# Excerpt to read
>> start
0

I've got this dataframe

df1 = spark.createDataFrame([
    ('c', 'd', 3.0, 4),
    ('c', 'd', 7.3, 8),
    ('c', 'd', 7.3, 2),
    ('c', 'd', 7.3, 8),
    ('e', 'f', 6.0, 3),
    ('e', 'f', 6.0, 8),
    ('e', 'f', 6.0, 3),
    ('c', 'j', 4.2, 3),
    ('c', 'j', 4.3, 9),
], ['a', 'b', 'c', 'd'])
df1.show()
+---+---+---+---+
|  a|  b|  c|  d|
+---+---+---+---+
|  c|  d|3.0|  4|
|  c|  d|7.3|  8|
|  c|  d|7.3|  2|
|  c|  d|7.3|  8|
|  e|  f|6.0|  3|
|  e|  f|6.0|  8|
|  e|  f|6.0|  3|
|  c|  j|4.2|  3|
|  c|  j|4.3|  9|
+---+---+---+---+

i did this to get the max of c of the couple a and b

df2 = df1.groupBy('a', 'b').agg(F.max('c').alias('c_max')).select(
        F.col('a'),
        F.col('b'),
        F.col('c_max').alias('c')
>> end
# Problems to work on
[a] Which two columns does the code in the Spark dataframe post group by?
[b] Return every line of the rows below that contains the string "bounding". Matching is case-sensitive.

Layout element entries:
>> start
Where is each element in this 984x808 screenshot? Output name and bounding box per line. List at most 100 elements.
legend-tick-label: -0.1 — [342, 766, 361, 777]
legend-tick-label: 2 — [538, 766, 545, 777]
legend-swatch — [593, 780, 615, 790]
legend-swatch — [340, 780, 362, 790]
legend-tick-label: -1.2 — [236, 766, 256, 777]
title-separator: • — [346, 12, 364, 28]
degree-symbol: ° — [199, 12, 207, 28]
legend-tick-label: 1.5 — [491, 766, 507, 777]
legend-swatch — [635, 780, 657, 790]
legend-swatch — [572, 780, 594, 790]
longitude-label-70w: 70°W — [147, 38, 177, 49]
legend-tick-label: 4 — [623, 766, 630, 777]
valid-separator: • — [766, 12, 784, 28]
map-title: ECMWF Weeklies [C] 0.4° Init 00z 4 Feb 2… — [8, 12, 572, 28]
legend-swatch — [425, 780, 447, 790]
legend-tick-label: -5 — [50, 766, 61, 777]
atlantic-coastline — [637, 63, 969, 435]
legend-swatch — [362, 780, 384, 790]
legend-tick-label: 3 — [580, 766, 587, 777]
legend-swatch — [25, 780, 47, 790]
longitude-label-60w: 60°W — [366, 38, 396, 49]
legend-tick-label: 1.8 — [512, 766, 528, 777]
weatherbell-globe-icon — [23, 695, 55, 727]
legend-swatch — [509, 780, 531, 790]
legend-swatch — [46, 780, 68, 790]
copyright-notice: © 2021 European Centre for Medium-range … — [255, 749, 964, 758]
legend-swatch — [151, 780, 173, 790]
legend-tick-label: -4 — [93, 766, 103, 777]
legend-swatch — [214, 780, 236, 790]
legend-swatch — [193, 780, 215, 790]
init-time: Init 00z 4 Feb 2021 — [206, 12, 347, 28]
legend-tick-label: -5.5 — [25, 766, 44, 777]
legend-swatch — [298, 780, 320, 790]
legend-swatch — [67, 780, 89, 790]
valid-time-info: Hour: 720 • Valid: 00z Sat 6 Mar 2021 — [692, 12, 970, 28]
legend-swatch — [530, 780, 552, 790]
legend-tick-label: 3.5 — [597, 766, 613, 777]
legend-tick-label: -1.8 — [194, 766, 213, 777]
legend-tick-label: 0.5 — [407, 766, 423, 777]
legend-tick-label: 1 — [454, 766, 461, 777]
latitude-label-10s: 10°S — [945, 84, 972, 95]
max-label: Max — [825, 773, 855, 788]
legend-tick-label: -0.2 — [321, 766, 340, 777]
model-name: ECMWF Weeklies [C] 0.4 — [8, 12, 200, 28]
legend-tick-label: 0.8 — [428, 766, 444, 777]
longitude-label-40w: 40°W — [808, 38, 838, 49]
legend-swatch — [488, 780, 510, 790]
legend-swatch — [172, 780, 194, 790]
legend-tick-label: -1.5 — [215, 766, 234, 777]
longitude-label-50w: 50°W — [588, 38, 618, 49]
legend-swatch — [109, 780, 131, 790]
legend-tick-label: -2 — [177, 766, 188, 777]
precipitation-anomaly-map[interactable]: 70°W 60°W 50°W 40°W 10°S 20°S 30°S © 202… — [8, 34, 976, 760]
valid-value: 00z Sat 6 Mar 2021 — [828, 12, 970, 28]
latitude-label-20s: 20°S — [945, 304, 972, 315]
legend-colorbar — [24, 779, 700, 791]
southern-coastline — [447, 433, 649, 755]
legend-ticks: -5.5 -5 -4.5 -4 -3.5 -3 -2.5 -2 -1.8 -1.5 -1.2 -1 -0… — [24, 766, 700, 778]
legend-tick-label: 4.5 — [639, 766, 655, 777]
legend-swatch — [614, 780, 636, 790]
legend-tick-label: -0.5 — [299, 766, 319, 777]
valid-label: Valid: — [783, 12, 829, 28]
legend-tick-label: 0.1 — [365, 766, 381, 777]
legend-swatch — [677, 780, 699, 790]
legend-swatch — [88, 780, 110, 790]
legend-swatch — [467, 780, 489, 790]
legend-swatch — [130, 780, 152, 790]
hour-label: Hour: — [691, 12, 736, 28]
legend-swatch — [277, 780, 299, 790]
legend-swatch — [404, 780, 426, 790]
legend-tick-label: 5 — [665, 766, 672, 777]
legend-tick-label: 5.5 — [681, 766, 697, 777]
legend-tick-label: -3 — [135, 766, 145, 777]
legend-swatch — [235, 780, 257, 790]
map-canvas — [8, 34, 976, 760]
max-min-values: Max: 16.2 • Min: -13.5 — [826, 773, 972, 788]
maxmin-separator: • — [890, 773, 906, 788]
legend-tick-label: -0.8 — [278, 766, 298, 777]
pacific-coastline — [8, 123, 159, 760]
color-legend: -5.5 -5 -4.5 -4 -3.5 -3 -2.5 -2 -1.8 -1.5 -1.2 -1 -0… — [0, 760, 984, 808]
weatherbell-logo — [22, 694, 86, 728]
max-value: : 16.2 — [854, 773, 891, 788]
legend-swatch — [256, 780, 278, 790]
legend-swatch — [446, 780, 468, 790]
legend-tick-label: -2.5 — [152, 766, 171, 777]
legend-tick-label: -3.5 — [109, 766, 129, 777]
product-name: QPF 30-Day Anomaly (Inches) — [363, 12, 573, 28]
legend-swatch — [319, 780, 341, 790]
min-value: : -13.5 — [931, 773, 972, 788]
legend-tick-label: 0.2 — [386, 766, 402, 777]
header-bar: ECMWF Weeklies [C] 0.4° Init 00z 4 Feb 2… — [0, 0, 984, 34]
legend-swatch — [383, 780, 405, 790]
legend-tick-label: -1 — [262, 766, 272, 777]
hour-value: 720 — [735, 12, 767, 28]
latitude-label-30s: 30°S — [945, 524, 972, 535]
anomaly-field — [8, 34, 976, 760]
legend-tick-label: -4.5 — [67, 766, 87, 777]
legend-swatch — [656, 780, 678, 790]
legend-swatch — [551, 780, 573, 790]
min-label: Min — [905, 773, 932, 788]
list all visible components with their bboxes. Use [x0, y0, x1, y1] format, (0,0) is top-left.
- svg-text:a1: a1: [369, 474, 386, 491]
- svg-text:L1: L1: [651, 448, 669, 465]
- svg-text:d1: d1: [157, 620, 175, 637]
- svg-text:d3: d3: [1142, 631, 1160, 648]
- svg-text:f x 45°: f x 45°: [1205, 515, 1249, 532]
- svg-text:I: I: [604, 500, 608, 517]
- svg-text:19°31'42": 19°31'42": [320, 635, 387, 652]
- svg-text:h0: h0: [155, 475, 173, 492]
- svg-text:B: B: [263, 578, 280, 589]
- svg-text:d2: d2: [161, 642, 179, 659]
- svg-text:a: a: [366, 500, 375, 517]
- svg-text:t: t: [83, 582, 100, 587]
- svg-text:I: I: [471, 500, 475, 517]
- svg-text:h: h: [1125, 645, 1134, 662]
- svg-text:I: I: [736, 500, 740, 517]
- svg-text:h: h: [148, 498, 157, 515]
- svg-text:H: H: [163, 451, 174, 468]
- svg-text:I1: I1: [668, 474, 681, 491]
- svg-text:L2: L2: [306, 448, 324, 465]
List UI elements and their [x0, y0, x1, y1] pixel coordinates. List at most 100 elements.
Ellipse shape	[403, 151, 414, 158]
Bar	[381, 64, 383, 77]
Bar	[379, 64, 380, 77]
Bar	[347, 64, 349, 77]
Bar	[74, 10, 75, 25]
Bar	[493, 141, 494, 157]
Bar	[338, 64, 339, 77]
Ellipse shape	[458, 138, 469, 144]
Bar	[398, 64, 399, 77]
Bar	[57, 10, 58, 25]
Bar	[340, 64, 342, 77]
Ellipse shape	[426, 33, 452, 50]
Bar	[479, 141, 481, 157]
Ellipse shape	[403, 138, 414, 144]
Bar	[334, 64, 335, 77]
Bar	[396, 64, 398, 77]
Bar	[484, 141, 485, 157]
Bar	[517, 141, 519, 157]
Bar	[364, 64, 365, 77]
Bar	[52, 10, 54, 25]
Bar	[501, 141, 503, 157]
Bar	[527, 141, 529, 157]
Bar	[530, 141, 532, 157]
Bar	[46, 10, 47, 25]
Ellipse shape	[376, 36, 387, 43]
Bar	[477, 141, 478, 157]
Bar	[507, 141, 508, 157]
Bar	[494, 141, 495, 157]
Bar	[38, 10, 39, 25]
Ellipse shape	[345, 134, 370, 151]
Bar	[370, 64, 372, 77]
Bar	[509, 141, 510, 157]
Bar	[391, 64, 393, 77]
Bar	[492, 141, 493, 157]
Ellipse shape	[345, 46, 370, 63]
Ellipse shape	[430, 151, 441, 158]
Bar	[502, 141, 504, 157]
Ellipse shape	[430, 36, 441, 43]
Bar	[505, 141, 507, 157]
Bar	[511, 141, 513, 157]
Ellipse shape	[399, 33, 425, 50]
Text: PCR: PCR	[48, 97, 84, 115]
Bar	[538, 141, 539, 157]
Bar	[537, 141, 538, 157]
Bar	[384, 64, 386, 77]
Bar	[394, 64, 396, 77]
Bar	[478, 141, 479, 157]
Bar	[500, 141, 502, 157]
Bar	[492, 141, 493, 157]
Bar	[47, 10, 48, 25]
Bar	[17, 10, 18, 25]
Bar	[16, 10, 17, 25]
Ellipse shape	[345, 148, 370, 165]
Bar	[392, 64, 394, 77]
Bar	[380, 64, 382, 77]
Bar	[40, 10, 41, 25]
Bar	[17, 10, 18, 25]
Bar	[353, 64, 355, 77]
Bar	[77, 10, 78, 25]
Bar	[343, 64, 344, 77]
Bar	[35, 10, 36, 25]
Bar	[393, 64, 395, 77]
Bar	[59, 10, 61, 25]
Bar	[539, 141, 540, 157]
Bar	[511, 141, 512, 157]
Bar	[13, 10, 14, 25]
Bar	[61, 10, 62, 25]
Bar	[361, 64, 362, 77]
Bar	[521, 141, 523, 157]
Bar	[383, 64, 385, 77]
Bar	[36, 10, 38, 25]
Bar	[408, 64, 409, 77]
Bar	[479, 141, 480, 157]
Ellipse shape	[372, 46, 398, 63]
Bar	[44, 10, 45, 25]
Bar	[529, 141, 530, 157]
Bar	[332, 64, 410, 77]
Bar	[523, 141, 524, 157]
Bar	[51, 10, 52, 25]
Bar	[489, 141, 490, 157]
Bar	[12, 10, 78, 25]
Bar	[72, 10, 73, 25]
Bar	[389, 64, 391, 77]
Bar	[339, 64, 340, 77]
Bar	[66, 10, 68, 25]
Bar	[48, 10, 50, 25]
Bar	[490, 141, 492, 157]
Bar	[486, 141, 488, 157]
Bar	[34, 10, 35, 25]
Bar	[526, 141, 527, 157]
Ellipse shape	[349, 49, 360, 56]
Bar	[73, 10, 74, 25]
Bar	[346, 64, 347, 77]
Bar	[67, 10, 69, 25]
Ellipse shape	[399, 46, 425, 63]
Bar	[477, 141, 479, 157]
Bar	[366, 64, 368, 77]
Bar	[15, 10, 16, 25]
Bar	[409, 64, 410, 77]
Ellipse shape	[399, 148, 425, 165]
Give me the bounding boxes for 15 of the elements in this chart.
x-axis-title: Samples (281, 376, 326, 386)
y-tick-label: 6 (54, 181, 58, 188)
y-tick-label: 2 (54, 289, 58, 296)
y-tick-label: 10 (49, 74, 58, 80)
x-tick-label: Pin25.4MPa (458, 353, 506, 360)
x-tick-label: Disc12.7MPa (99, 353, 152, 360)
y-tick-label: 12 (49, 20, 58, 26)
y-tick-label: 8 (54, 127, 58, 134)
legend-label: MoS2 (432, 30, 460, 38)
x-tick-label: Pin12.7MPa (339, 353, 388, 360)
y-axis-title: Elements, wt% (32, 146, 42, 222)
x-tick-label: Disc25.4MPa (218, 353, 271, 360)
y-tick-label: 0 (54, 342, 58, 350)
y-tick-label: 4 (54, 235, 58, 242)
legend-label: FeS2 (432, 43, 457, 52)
>> end
# Answers to the exercises
[a] Columns a and b.

[b]
Where is each element in this 984x808 screenshot? Output name and bounding box per line. List at most 100 elements.
Give me the bounding boxes for 15 of the elements in this chart.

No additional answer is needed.